(Source data)
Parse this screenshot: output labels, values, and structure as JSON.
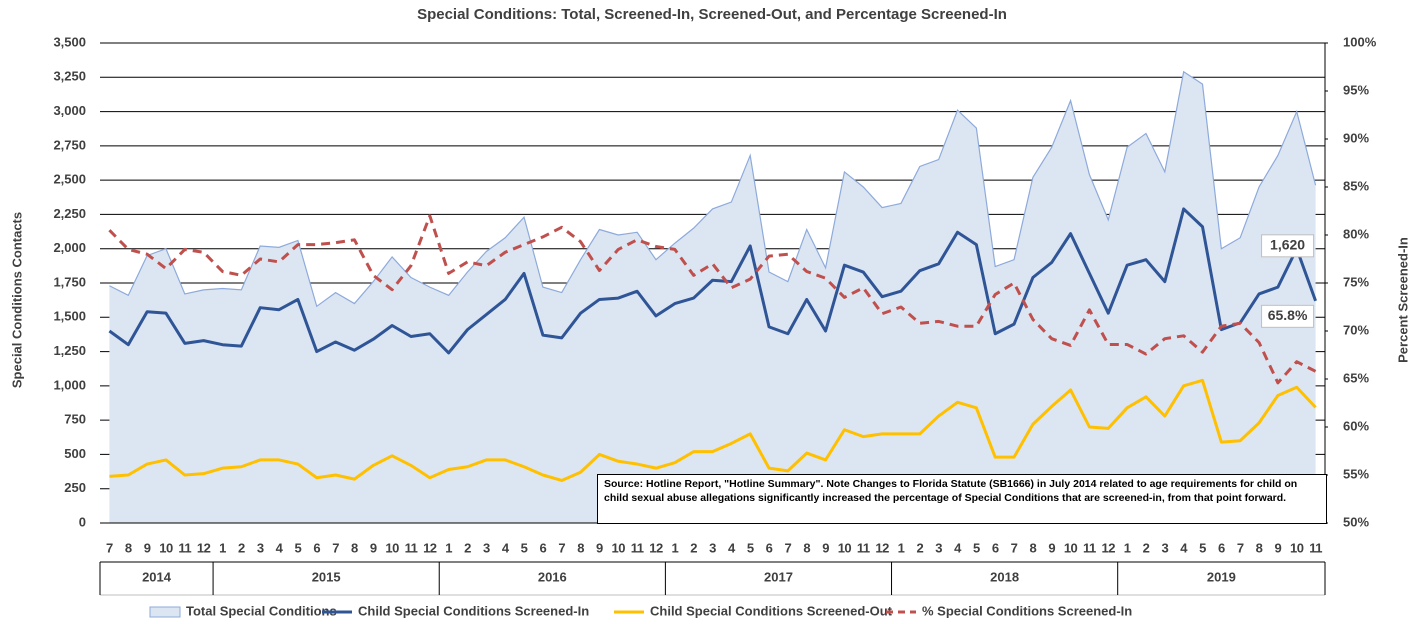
{
  "chart_data": {
    "type": "combo",
    "title": "Special Conditions: Total, Screened-In, Screened-Out, and Percentage Screened-In",
    "ylabel": "Special Conditions Contacts",
    "y2label": "Percent Screened-In",
    "category_groups": [
      {
        "label": "2014",
        "categories": [
          "7",
          "8",
          "9",
          "10",
          "11",
          "12"
        ]
      },
      {
        "label": "2015",
        "categories": [
          "1",
          "2",
          "3",
          "4",
          "5",
          "6",
          "7",
          "8",
          "9",
          "10",
          "11",
          "12"
        ]
      },
      {
        "label": "2016",
        "categories": [
          "1",
          "2",
          "3",
          "4",
          "5",
          "6",
          "7",
          "8",
          "9",
          "10",
          "11",
          "12"
        ]
      },
      {
        "label": "2017",
        "categories": [
          "1",
          "2",
          "3",
          "4",
          "5",
          "6",
          "7",
          "8",
          "9",
          "10",
          "11",
          "12"
        ]
      },
      {
        "label": "2018",
        "categories": [
          "1",
          "2",
          "3",
          "4",
          "5",
          "6",
          "7",
          "8",
          "9",
          "10",
          "11",
          "12"
        ]
      },
      {
        "label": "2019",
        "categories": [
          "1",
          "2",
          "3",
          "4",
          "5",
          "6",
          "7",
          "8",
          "9",
          "10",
          "11"
        ]
      }
    ],
    "ylim": [
      0,
      3500
    ],
    "yticks": [
      0,
      250,
      500,
      750,
      {
        "value": 1000,
        "label": "1,000"
      },
      {
        "value": 1250,
        "label": "1,250"
      },
      {
        "value": 1500,
        "label": "1,500"
      },
      {
        "value": 1750,
        "label": "1,750"
      },
      {
        "value": 2000,
        "label": "2,000"
      },
      {
        "value": 2250,
        "label": "2,250"
      },
      {
        "value": 2500,
        "label": "2,500"
      },
      {
        "value": 2750,
        "label": "2,750"
      },
      {
        "value": 3000,
        "label": "3,000"
      },
      {
        "value": 3250,
        "label": "3,250"
      },
      {
        "value": 3500,
        "label": "3,500"
      }
    ],
    "y2lim": [
      50,
      100
    ],
    "y2ticks": [
      {
        "value": 50,
        "label": "50%"
      },
      {
        "value": 55,
        "label": "55%"
      },
      {
        "value": 60,
        "label": "60%"
      },
      {
        "value": 65,
        "label": "65%"
      },
      {
        "value": 70,
        "label": "70%"
      },
      {
        "value": 75,
        "label": "75%"
      },
      {
        "value": 80,
        "label": "80%"
      },
      {
        "value": 85,
        "label": "85%"
      },
      {
        "value": 90,
        "label": "90%"
      },
      {
        "value": 95,
        "label": "95%"
      },
      {
        "value": 100,
        "label": "100%"
      }
    ],
    "grid": true,
    "legend": "bottom",
    "series": [
      {
        "name": "Total Special Conditions",
        "kind": "area",
        "color": "#dce6f2",
        "edge": "#8eaadb",
        "values": [
          1730,
          1660,
          1950,
          2000,
          1670,
          1700,
          1710,
          1700,
          2020,
          2010,
          2060,
          1580,
          1680,
          1600,
          1760,
          1940,
          1790,
          1720,
          1660,
          1830,
          1980,
          2080,
          2230,
          1720,
          1680,
          1920,
          2140,
          2100,
          2120,
          1920,
          2040,
          2150,
          2290,
          2340,
          2680,
          1830,
          1760,
          2140,
          1860,
          2560,
          2450,
          2300,
          2330,
          2600,
          2650,
          3010,
          2880,
          1870,
          1920,
          2520,
          2740,
          3080,
          2540,
          2210,
          2740,
          2840,
          2560,
          3290,
          3200,
          2000,
          2080,
          2450,
          2680,
          3000,
          2463
        ]
      },
      {
        "name": "Child Special Conditions Screened-In",
        "kind": "line",
        "color": "#2f5597",
        "values": [
          1400,
          1300,
          1540,
          1530,
          1310,
          1330,
          1300,
          1290,
          1570,
          1555,
          1630,
          1250,
          1320,
          1260,
          1340,
          1440,
          1360,
          1380,
          1240,
          1410,
          1520,
          1630,
          1820,
          1370,
          1350,
          1530,
          1630,
          1640,
          1690,
          1510,
          1600,
          1640,
          1770,
          1760,
          2020,
          1430,
          1380,
          1630,
          1400,
          1880,
          1830,
          1650,
          1690,
          1840,
          1890,
          2120,
          2030,
          1380,
          1450,
          1790,
          1900,
          2110,
          1820,
          1530,
          1880,
          1920,
          1760,
          2290,
          2160,
          1410,
          1460,
          1670,
          1720,
          2000,
          1620
        ],
        "value_labels": [
          null,
          null,
          null,
          null,
          null,
          null,
          null,
          null,
          null,
          null,
          null,
          null,
          null,
          null,
          null,
          null,
          null,
          null,
          null,
          null,
          null,
          null,
          null,
          null,
          null,
          null,
          null,
          null,
          null,
          null,
          null,
          null,
          null,
          null,
          null,
          null,
          null,
          null,
          null,
          null,
          null,
          null,
          null,
          null,
          null,
          null,
          null,
          null,
          null,
          null,
          null,
          null,
          null,
          null,
          null,
          null,
          null,
          null,
          null,
          null,
          null,
          null,
          null,
          null,
          "1,620"
        ]
      },
      {
        "name": "Child Special Conditions Screened-Out",
        "kind": "line",
        "color": "#ffc000",
        "values": [
          340,
          350,
          430,
          460,
          350,
          360,
          400,
          410,
          460,
          460,
          430,
          330,
          350,
          320,
          420,
          490,
          420,
          330,
          390,
          410,
          460,
          460,
          410,
          350,
          310,
          370,
          500,
          450,
          430,
          400,
          440,
          520,
          520,
          580,
          650,
          400,
          380,
          510,
          460,
          680,
          630,
          650,
          650,
          650,
          780,
          880,
          840,
          480,
          480,
          720,
          850,
          970,
          700,
          690,
          840,
          920,
          780,
          1000,
          1040,
          590,
          600,
          730,
          930,
          990,
          843
        ]
      },
      {
        "name": "% Special Conditions Screened-In",
        "kind": "dashed",
        "color": "#c0504d",
        "axis": "y2",
        "values": [
          80.5,
          78.5,
          78,
          76.5,
          78.5,
          78.2,
          76.2,
          75.8,
          77.5,
          77.2,
          79,
          79,
          79.2,
          79.5,
          75.8,
          74.3,
          76.8,
          82,
          76,
          77.2,
          76.8,
          78.2,
          79,
          79.8,
          80.8,
          79.3,
          76.3,
          78.5,
          79.5,
          78.8,
          78.5,
          75.8,
          77,
          74.5,
          75.4,
          77.8,
          78,
          76.2,
          75.5,
          73.5,
          74.5,
          71.8,
          72.5,
          70.8,
          71,
          70.5,
          70.5,
          73.8,
          75,
          71.2,
          69.2,
          68.5,
          72.2,
          68.6,
          68.6,
          67.6,
          69.2,
          69.5,
          67.8,
          70.5,
          70.8,
          68.8,
          64.6,
          66.8,
          65.8
        ],
        "value_labels": [
          null,
          null,
          null,
          null,
          null,
          null,
          null,
          null,
          null,
          null,
          null,
          null,
          null,
          null,
          null,
          null,
          null,
          null,
          null,
          null,
          null,
          null,
          null,
          null,
          null,
          null,
          null,
          null,
          null,
          null,
          null,
          null,
          null,
          null,
          null,
          null,
          null,
          null,
          null,
          null,
          null,
          null,
          null,
          null,
          null,
          null,
          null,
          null,
          null,
          null,
          null,
          null,
          null,
          null,
          null,
          null,
          null,
          null,
          null,
          null,
          null,
          null,
          null,
          null,
          "65.8%"
        ]
      }
    ],
    "annotation": "Source: Hotline Report, \"Hotline Summary\". Note Changes to Florida Statute (SB1666) in July 2014 related to age requirements for child on child sexual abuse allegations significantly increased the percentage of Special Conditions that are screened-in, from that point forward."
  }
}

● **TASK TO CARRY OUT**:
Output the material word for word, omitting its pictures.

● **RESULT FOR THIS EXERCISE**:
Parse this screenshot: output labels, values, and structure as JSON.
{
  "chart_data": {
    "type": "combo",
    "title": "Special Conditions: Total, Screened-In, Screened-Out, and Percentage Screened-In",
    "ylabel": "Special Conditions Contacts",
    "y2label": "Percent Screened-In",
    "category_groups": [
      {
        "label": "2014",
        "categories": [
          "7",
          "8",
          "9",
          "10",
          "11",
          "12"
        ]
      },
      {
        "label": "2015",
        "categories": [
          "1",
          "2",
          "3",
          "4",
          "5",
          "6",
          "7",
          "8",
          "9",
          "10",
          "11",
          "12"
        ]
      },
      {
        "label": "2016",
        "categories": [
          "1",
          "2",
          "3",
          "4",
          "5",
          "6",
          "7",
          "8",
          "9",
          "10",
          "11",
          "12"
        ]
      },
      {
        "label": "2017",
        "categories": [
          "1",
          "2",
          "3",
          "4",
          "5",
          "6",
          "7",
          "8",
          "9",
          "10",
          "11",
          "12"
        ]
      },
      {
        "label": "2018",
        "categories": [
          "1",
          "2",
          "3",
          "4",
          "5",
          "6",
          "7",
          "8",
          "9",
          "10",
          "11",
          "12"
        ]
      },
      {
        "label": "2019",
        "categories": [
          "1",
          "2",
          "3",
          "4",
          "5",
          "6",
          "7",
          "8",
          "9",
          "10",
          "11"
        ]
      }
    ],
    "ylim": [
      0,
      3500
    ],
    "yticks": [
      0,
      250,
      500,
      750,
      {
        "value": 1000,
        "label": "1,000"
      },
      {
        "value": 1250,
        "label": "1,250"
      },
      {
        "value": 1500,
        "label": "1,500"
      },
      {
        "value": 1750,
        "label": "1,750"
      },
      {
        "value": 2000,
        "label": "2,000"
      },
      {
        "value": 2250,
        "label": "2,250"
      },
      {
        "value": 2500,
        "label": "2,500"
      },
      {
        "value": 2750,
        "label": "2,750"
      },
      {
        "value": 3000,
        "label": "3,000"
      },
      {
        "value": 3250,
        "label": "3,250"
      },
      {
        "value": 3500,
        "label": "3,500"
      }
    ],
    "y2lim": [
      50,
      100
    ],
    "y2ticks": [
      {
        "value": 50,
        "label": "50%"
      },
      {
        "value": 55,
        "label": "55%"
      },
      {
        "value": 60,
        "label": "60%"
      },
      {
        "value": 65,
        "label": "65%"
      },
      {
        "value": 70,
        "label": "70%"
      },
      {
        "value": 75,
        "label": "75%"
      },
      {
        "value": 80,
        "label": "80%"
      },
      {
        "value": 85,
        "label": "85%"
      },
      {
        "value": 90,
        "label": "90%"
      },
      {
        "value": 95,
        "label": "95%"
      },
      {
        "value": 100,
        "label": "100%"
      }
    ],
    "grid": true,
    "legend": "bottom",
    "series": [
      {
        "name": "Total Special Conditions",
        "kind": "area",
        "color": "#dce6f2",
        "edge": "#8eaadb",
        "values": [
          1730,
          1660,
          1950,
          2000,
          1670,
          1700,
          1710,
          1700,
          2020,
          2010,
          2060,
          1580,
          1680,
          1600,
          1760,
          1940,
          1790,
          1720,
          1660,
          1830,
          1980,
          2080,
          2230,
          1720,
          1680,
          1920,
          2140,
          2100,
          2120,
          1920,
          2040,
          2150,
          2290,
          2340,
          2680,
          1830,
          1760,
          2140,
          1860,
          2560,
          2450,
          2300,
          2330,
          2600,
          2650,
          3010,
          2880,
          1870,
          1920,
          2520,
          2740,
          3080,
          2540,
          2210,
          2740,
          2840,
          2560,
          3290,
          3200,
          2000,
          2080,
          2450,
          2680,
          3000,
          2463
        ]
      },
      {
        "name": "Child Special Conditions Screened-In",
        "kind": "line",
        "color": "#2f5597",
        "values": [
          1400,
          1300,
          1540,
          1530,
          1310,
          1330,
          1300,
          1290,
          1570,
          1555,
          1630,
          1250,
          1320,
          1260,
          1340,
          1440,
          1360,
          1380,
          1240,
          1410,
          1520,
          1630,
          1820,
          1370,
          1350,
          1530,
          1630,
          1640,
          1690,
          1510,
          1600,
          1640,
          1770,
          1760,
          2020,
          1430,
          1380,
          1630,
          1400,
          1880,
          1830,
          1650,
          1690,
          1840,
          1890,
          2120,
          2030,
          1380,
          1450,
          1790,
          1900,
          2110,
          1820,
          1530,
          1880,
          1920,
          1760,
          2290,
          2160,
          1410,
          1460,
          1670,
          1720,
          2000,
          1620
        ],
        "value_labels": [
          null,
          null,
          null,
          null,
          null,
          null,
          null,
          null,
          null,
          null,
          null,
          null,
          null,
          null,
          null,
          null,
          null,
          null,
          null,
          null,
          null,
          null,
          null,
          null,
          null,
          null,
          null,
          null,
          null,
          null,
          null,
          null,
          null,
          null,
          null,
          null,
          null,
          null,
          null,
          null,
          null,
          null,
          null,
          null,
          null,
          null,
          null,
          null,
          null,
          null,
          null,
          null,
          null,
          null,
          null,
          null,
          null,
          null,
          null,
          null,
          null,
          null,
          null,
          null,
          "1,620"
        ]
      },
      {
        "name": "Child Special Conditions Screened-Out",
        "kind": "line",
        "color": "#ffc000",
        "values": [
          340,
          350,
          430,
          460,
          350,
          360,
          400,
          410,
          460,
          460,
          430,
          330,
          350,
          320,
          420,
          490,
          420,
          330,
          390,
          410,
          460,
          460,
          410,
          350,
          310,
          370,
          500,
          450,
          430,
          400,
          440,
          520,
          520,
          580,
          650,
          400,
          380,
          510,
          460,
          680,
          630,
          650,
          650,
          650,
          780,
          880,
          840,
          480,
          480,
          720,
          850,
          970,
          700,
          690,
          840,
          920,
          780,
          1000,
          1040,
          590,
          600,
          730,
          930,
          990,
          843
        ]
      },
      {
        "name": "% Special Conditions Screened-In",
        "kind": "dashed",
        "color": "#c0504d",
        "axis": "y2",
        "values": [
          80.5,
          78.5,
          78,
          76.5,
          78.5,
          78.2,
          76.2,
          75.8,
          77.5,
          77.2,
          79,
          79,
          79.2,
          79.5,
          75.8,
          74.3,
          76.8,
          82,
          76,
          77.2,
          76.8,
          78.2,
          79,
          79.8,
          80.8,
          79.3,
          76.3,
          78.5,
          79.5,
          78.8,
          78.5,
          75.8,
          77,
          74.5,
          75.4,
          77.8,
          78,
          76.2,
          75.5,
          73.5,
          74.5,
          71.8,
          72.5,
          70.8,
          71,
          70.5,
          70.5,
          73.8,
          75,
          71.2,
          69.2,
          68.5,
          72.2,
          68.6,
          68.6,
          67.6,
          69.2,
          69.5,
          67.8,
          70.5,
          70.8,
          68.8,
          64.6,
          66.8,
          65.8
        ],
        "value_labels": [
          null,
          null,
          null,
          null,
          null,
          null,
          null,
          null,
          null,
          null,
          null,
          null,
          null,
          null,
          null,
          null,
          null,
          null,
          null,
          null,
          null,
          null,
          null,
          null,
          null,
          null,
          null,
          null,
          null,
          null,
          null,
          null,
          null,
          null,
          null,
          null,
          null,
          null,
          null,
          null,
          null,
          null,
          null,
          null,
          null,
          null,
          null,
          null,
          null,
          null,
          null,
          null,
          null,
          null,
          null,
          null,
          null,
          null,
          null,
          null,
          null,
          null,
          null,
          null,
          "65.8%"
        ]
      }
    ],
    "annotation": "Source: Hotline Report, \"Hotline Summary\". Note Changes to Florida Statute (SB1666) in July 2014 related to age requirements for child on child sexual abuse allegations significantly increased the percentage of Special Conditions that are screened-in, from that point forward."
  }
}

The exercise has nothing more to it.